─── DATA ENTRIES
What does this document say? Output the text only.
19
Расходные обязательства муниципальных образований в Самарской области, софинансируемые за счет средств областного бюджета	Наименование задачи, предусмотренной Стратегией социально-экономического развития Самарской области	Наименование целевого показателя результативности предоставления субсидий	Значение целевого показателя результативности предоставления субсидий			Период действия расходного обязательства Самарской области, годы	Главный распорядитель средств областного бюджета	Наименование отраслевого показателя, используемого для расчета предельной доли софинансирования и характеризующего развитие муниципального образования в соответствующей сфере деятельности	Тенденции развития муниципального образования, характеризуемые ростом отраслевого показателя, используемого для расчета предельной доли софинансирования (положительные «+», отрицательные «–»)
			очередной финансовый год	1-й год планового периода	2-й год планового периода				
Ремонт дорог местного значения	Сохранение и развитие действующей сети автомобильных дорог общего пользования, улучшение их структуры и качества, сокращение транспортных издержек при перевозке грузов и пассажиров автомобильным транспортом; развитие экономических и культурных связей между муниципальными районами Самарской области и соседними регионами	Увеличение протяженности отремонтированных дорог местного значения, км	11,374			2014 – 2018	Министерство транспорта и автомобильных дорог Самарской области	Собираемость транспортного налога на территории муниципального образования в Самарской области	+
──────
TASK GOAL: Return the listing above in full, character for character.

SOLUTION:
What does this document say? Output the text only.
19
Расходные обязательства муниципальных образований в Самарской области, софинансируемые за счет средств областного бюджета	Наименование задачи, предусмотренной Стратегией социально-экономического развития Самарской области	Наименование целевого показателя результативности предоставления субсидий	Значение целевого показателя результативности предоставления субсидий			Период действия расходного обязательства Самарской области, годы	Главный распорядитель средств областного бюджета	Наименование отраслевого показателя, используемого для расчета предельной доли софинансирования и характеризующего развитие муниципального образования в соответствующей сфере деятельности	Тенденции развития муниципального образования, характеризуемые ростом отраслевого показателя, используемого для расчета предельной доли софинансирования (положительные «+», отрицательные «–»)
			очередной финансовый год	1-й год планового периода	2-й год планового периода				
Ремонт дорог местного значения	Сохранение и развитие действующей сети автомобильных дорог общего пользования, улучшение их структуры и качества, сокращение транспортных издержек при перевозке грузов и пассажиров автомобильным транспортом; развитие экономических и культурных связей между муниципальными районами Самарской области и соседними регионами	Увеличение протяженности отремонтированных дорог местного значения, км	11,374			2014 – 2018	Министерство транспорта и автомобильных дорог Самарской области	Собираемость транспортного налога на территории муниципального образования в Самарской области	+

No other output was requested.